***** Input *****

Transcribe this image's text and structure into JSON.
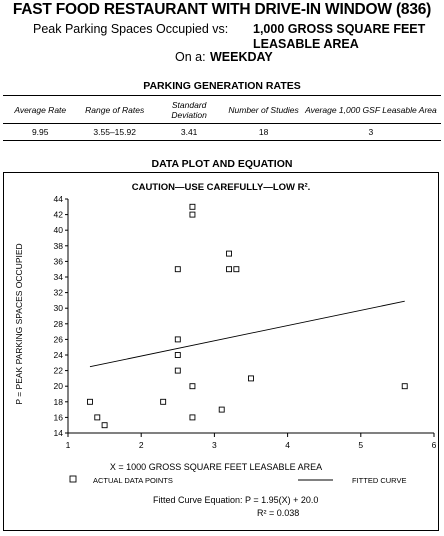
{
  "header": {
    "title": "FAST FOOD RESTAURANT WITH DRIVE-IN WINDOW (836)",
    "line1_prefix": "Peak Parking Spaces Occupied vs:",
    "line1_value": "1,000 GROSS SQUARE FEET",
    "line2_value": "LEASABLE AREA",
    "line3_prefix": "On a:",
    "line3_value": "WEEKDAY"
  },
  "rates_section": {
    "title": "PARKING GENERATION RATES",
    "columns": [
      "Average Rate",
      "Range of Rates",
      "Standard Deviation",
      "Number of Studies",
      "Average 1,000 GSF Leasable Area"
    ],
    "row": [
      "9.95",
      "3.55–15.92",
      "3.41",
      "18",
      "3"
    ]
  },
  "plot_section": {
    "title": "DATA PLOT AND EQUATION"
  },
  "chart_data": {
    "type": "scatter",
    "title": "CAUTION—USE CAREFULLY—LOW R².",
    "xlabel": "X = 1000 GROSS SQUARE FEET LEASABLE AREA",
    "ylabel": "P = PEAK PARKING SPACES OCCUPIED",
    "xlim": [
      1,
      6
    ],
    "ylim": [
      14,
      44
    ],
    "xticks": [
      "1",
      "2",
      "3",
      "4",
      "5",
      "6"
    ],
    "yticks": [
      "14",
      "16",
      "18",
      "20",
      "22",
      "24",
      "26",
      "28",
      "30",
      "32",
      "34",
      "36",
      "38",
      "40",
      "42",
      "44"
    ],
    "grid": false,
    "points": [
      {
        "x": 1.3,
        "y": 18
      },
      {
        "x": 1.4,
        "y": 16
      },
      {
        "x": 1.5,
        "y": 15
      },
      {
        "x": 2.3,
        "y": 18
      },
      {
        "x": 2.5,
        "y": 35
      },
      {
        "x": 2.5,
        "y": 26
      },
      {
        "x": 2.5,
        "y": 24
      },
      {
        "x": 2.5,
        "y": 22
      },
      {
        "x": 2.7,
        "y": 43
      },
      {
        "x": 2.7,
        "y": 42
      },
      {
        "x": 2.7,
        "y": 20
      },
      {
        "x": 2.7,
        "y": 16
      },
      {
        "x": 3.1,
        "y": 17
      },
      {
        "x": 3.2,
        "y": 37
      },
      {
        "x": 3.2,
        "y": 35
      },
      {
        "x": 3.3,
        "y": 35
      },
      {
        "x": 3.5,
        "y": 21
      },
      {
        "x": 5.6,
        "y": 20
      }
    ],
    "fitted_curve": {
      "x": [
        1.3,
        5.6
      ],
      "y": [
        22.5,
        30.9
      ]
    },
    "legend": {
      "position": "bottom",
      "points_label": "ACTUAL DATA POINTS",
      "curve_label": "FITTED CURVE"
    },
    "equation": "Fitted Curve Equation:  P = 1.95(X) + 20.0",
    "r_squared": "R² = 0.038"
  }
}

*****

Pictures are to be left out; the records above must be repeated word for word.

Transcribe this image's text and structure into JSON.
{
  "header": {
    "title": "FAST FOOD RESTAURANT WITH DRIVE-IN WINDOW (836)",
    "line1_prefix": "Peak Parking Spaces Occupied vs:",
    "line1_value": "1,000 GROSS SQUARE FEET",
    "line2_value": "LEASABLE AREA",
    "line3_prefix": "On a:",
    "line3_value": "WEEKDAY"
  },
  "rates_section": {
    "title": "PARKING GENERATION RATES",
    "columns": [
      "Average Rate",
      "Range of Rates",
      "Standard Deviation",
      "Number of Studies",
      "Average 1,000 GSF Leasable Area"
    ],
    "row": [
      "9.95",
      "3.55–15.92",
      "3.41",
      "18",
      "3"
    ]
  },
  "plot_section": {
    "title": "DATA PLOT AND EQUATION"
  },
  "chart_data": {
    "type": "scatter",
    "title": "CAUTION—USE CAREFULLY—LOW R².",
    "xlabel": "X = 1000 GROSS SQUARE FEET LEASABLE AREA",
    "ylabel": "P = PEAK PARKING SPACES OCCUPIED",
    "xlim": [
      1,
      6
    ],
    "ylim": [
      14,
      44
    ],
    "xticks": [
      "1",
      "2",
      "3",
      "4",
      "5",
      "6"
    ],
    "yticks": [
      "14",
      "16",
      "18",
      "20",
      "22",
      "24",
      "26",
      "28",
      "30",
      "32",
      "34",
      "36",
      "38",
      "40",
      "42",
      "44"
    ],
    "grid": false,
    "points": [
      {
        "x": 1.3,
        "y": 18
      },
      {
        "x": 1.4,
        "y": 16
      },
      {
        "x": 1.5,
        "y": 15
      },
      {
        "x": 2.3,
        "y": 18
      },
      {
        "x": 2.5,
        "y": 35
      },
      {
        "x": 2.5,
        "y": 26
      },
      {
        "x": 2.5,
        "y": 24
      },
      {
        "x": 2.5,
        "y": 22
      },
      {
        "x": 2.7,
        "y": 43
      },
      {
        "x": 2.7,
        "y": 42
      },
      {
        "x": 2.7,
        "y": 20
      },
      {
        "x": 2.7,
        "y": 16
      },
      {
        "x": 3.1,
        "y": 17
      },
      {
        "x": 3.2,
        "y": 37
      },
      {
        "x": 3.2,
        "y": 35
      },
      {
        "x": 3.3,
        "y": 35
      },
      {
        "x": 3.5,
        "y": 21
      },
      {
        "x": 5.6,
        "y": 20
      }
    ],
    "fitted_curve": {
      "x": [
        1.3,
        5.6
      ],
      "y": [
        22.5,
        30.9
      ]
    },
    "legend": {
      "position": "bottom",
      "points_label": "ACTUAL DATA POINTS",
      "curve_label": "FITTED CURVE"
    },
    "equation": "Fitted Curve Equation:  P = 1.95(X) + 20.0",
    "r_squared": "R² = 0.038"
  }
}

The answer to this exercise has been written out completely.